- **Things to do**
[a] List every abbreviation that the article on SSI, CGI and PERL spells out, each with the full form the article gives for it.
[b] Rewrite the entries from the first line up to and including the line with "study-row: Shah and", changing each "study-name" to "study-label" and leaving everything else as it is.

- **Text excerpt**
################
SSI, CGI and PERL, Oh My!

Will the wonders of the world wide web ever cease? There are a lot of things about web technology that just don't make a lot of sense. A lot of unixisms show through like a bad one-coat paint job. (And not everything about unix "makes sense" either. It's just the way things are done. After all, the internet is a unix legacy.) What many people seem to love about the web is the way all these different technologies can work together to achieve results. My pet peeve is the way they don't work together. Or worse still don't work the same in every implementation, forcing programmers like myself into corners or making us resort to horrible hacks as work-arounds.

My latest saga starts some time ago when I let the beast called server side includes (or SSI to obfuscate) out of its cage. SSI seems like a reasonable solution to certain kinds of problems. For example, I have a menu that I want to appear on several web pages, but if I change the menu, I don't want to have to go to every web page where it appears and make the same change. There is too much room for error and a lot of wasted time. Enter SSI. I can put the html (obfuscated from hypertext markup language) text for the menu into one file and include it in several web pages. All that has to be done is to tell the web server to pre-process the web page before serving. Doesn't sound like a problem.

Well you have to distinguish the pages that need pre-processing somehow. Maybe change their extension from html to shtml or maybe set the file's execute bit - I dunno, you pick. And what's this? For some reason when I turn on SSI my JPEG files start showing up as text, but my jpeg files don't. ?? Now once SSI is going you notice that aside from just including one html file into another, you can call little programs with SSI to generate html and include it. These generators lead to something called dynamic html (or dhtml to obfuscate). If you are using Apache then there are two different ways to run these little programs both of which don't work equally well. (Just like there were two ways to include a file with some subtle difference. Why is that keyword "virtual" anyway?)

So I wanted to write a program that would randomly insert different ads into my website. (2010 Note: I don't do ads anymore.) That way every time you load a page you would get (possibly) a different ad. I use generated ads from Google and Amazon. The calling interface to these little programs is called the common gateway interface, or CGI to further obfuscate. Now normally when a web page is processing a form, your CGI receives parameters from the web page's entry fields. You see it in the URL after the '?' (from uniform resource locator - uh, oh forget it). For example 'http://www.grab.your.personal.info.com?mothersmaiden=blah+blah+blah'

But guess what? When calling a CGI from a SSI, the parameters can't be passed as they normally would from a form. Well in theory if you are using the "virtual" keyword it should be possible to tack them on yourself but in practice I have not been able to get this to work. I must need to set the make-it-work-in-practice-flag somewhere in Apache or something. Now a CGI program can be written in almost any language but for mostly pragmatic reasons a whole lot of them are written in PERL, which stands for Practical Extraction and Reporting Language and its acronym is, oddly enough, pretty easy to comprehend. The main reason for using PERL is that the language is almost universally available wherever web services are sold.
################
(Page element annotations)

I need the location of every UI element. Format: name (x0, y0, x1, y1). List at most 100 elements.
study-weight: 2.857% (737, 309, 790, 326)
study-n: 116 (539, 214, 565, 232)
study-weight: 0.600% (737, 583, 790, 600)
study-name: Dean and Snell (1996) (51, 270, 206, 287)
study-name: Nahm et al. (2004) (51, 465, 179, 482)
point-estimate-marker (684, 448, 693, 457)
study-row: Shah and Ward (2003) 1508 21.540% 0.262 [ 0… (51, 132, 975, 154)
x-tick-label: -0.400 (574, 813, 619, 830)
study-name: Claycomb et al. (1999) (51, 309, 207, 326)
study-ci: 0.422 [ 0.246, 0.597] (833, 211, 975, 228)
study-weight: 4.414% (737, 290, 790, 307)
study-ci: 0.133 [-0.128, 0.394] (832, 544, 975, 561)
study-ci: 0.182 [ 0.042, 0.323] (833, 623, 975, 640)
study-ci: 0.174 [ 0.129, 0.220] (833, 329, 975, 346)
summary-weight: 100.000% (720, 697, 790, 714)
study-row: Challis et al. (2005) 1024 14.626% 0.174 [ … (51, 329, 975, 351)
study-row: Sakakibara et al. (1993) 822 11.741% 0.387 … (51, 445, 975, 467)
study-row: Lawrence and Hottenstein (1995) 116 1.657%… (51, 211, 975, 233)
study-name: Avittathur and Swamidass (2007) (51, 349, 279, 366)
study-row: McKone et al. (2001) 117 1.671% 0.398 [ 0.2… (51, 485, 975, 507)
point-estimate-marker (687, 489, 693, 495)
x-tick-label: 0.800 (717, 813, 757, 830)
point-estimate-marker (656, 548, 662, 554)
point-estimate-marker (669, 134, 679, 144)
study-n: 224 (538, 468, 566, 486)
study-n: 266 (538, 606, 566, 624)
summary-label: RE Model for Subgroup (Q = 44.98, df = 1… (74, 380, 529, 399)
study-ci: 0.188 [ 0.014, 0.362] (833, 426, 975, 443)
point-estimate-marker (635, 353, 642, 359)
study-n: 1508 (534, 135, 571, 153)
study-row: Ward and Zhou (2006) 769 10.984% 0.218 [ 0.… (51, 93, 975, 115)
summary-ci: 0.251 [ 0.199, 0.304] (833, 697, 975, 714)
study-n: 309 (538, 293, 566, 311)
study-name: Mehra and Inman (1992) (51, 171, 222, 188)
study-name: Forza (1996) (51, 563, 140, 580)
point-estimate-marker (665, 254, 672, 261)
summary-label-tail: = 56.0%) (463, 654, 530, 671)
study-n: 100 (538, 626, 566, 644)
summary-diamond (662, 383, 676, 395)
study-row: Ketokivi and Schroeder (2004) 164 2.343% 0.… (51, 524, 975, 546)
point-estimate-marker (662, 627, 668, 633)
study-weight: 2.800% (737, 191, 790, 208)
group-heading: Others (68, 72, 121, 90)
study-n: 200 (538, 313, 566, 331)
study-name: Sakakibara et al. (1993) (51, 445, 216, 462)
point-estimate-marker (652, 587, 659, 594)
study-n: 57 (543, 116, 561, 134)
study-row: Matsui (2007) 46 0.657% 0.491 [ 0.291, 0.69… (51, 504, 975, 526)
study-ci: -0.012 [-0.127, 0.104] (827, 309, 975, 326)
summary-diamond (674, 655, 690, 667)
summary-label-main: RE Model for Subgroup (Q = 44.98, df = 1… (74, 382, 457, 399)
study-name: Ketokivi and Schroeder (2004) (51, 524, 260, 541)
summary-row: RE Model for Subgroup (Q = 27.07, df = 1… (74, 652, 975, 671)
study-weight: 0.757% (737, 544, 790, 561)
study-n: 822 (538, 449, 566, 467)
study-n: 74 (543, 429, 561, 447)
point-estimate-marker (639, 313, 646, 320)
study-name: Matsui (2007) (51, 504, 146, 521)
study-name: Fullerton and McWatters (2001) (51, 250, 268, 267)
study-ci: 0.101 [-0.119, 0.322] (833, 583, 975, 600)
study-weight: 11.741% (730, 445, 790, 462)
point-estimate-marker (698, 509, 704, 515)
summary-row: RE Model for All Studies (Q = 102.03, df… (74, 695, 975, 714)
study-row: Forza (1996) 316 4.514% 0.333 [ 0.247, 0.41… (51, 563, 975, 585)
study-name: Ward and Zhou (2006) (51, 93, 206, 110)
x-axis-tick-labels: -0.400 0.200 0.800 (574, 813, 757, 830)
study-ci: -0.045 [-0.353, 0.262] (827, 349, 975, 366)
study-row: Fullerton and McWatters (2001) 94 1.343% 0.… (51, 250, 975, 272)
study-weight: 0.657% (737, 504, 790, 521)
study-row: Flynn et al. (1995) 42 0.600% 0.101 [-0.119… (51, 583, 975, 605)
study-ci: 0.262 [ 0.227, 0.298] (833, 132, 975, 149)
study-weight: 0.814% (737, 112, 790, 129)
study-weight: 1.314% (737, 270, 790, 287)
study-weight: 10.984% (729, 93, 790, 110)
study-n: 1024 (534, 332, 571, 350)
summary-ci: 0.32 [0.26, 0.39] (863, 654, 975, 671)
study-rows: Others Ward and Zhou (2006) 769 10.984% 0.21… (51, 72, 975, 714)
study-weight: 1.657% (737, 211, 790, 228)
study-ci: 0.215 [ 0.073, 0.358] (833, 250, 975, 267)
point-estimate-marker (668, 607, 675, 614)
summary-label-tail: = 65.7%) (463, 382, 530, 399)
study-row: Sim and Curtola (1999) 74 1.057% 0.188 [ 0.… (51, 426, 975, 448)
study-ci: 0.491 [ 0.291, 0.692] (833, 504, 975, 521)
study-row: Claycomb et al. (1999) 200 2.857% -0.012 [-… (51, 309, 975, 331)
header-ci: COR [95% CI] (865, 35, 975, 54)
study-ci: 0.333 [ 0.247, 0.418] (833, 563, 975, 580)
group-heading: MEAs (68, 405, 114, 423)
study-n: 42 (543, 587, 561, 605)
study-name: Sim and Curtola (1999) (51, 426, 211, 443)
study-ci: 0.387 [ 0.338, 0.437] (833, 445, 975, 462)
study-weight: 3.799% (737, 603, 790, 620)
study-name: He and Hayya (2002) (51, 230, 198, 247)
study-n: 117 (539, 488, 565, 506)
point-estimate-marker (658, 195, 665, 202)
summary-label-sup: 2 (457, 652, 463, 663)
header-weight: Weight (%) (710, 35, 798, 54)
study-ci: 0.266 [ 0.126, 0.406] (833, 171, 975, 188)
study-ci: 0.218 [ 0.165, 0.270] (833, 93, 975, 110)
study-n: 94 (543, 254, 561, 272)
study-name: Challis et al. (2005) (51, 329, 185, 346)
################
- **Task responses**
[a]
SSI: server side includes
html: hypertext markup language
dhtml: dynamic html
CGI: common gateway interface
URL: uniform resource locator
PERL: Practical Extraction and Reporting Language

[b]
I need the location of every UI element. Format: name (x0, y0, x1, y1). List at most 100 elements.
study-weight: 2.857% (737, 309, 790, 326)
study-n: 116 (539, 214, 565, 232)
study-weight: 0.600% (737, 583, 790, 600)
study-label: Dean and Snell (1996) (51, 270, 206, 287)
study-label: Nahm et al. (2004) (51, 465, 179, 482)
point-estimate-marker (684, 448, 693, 457)
study-row: Shah and Ward (2003) 1508 21.540% 0.262 [ 0… (51, 132, 975, 154)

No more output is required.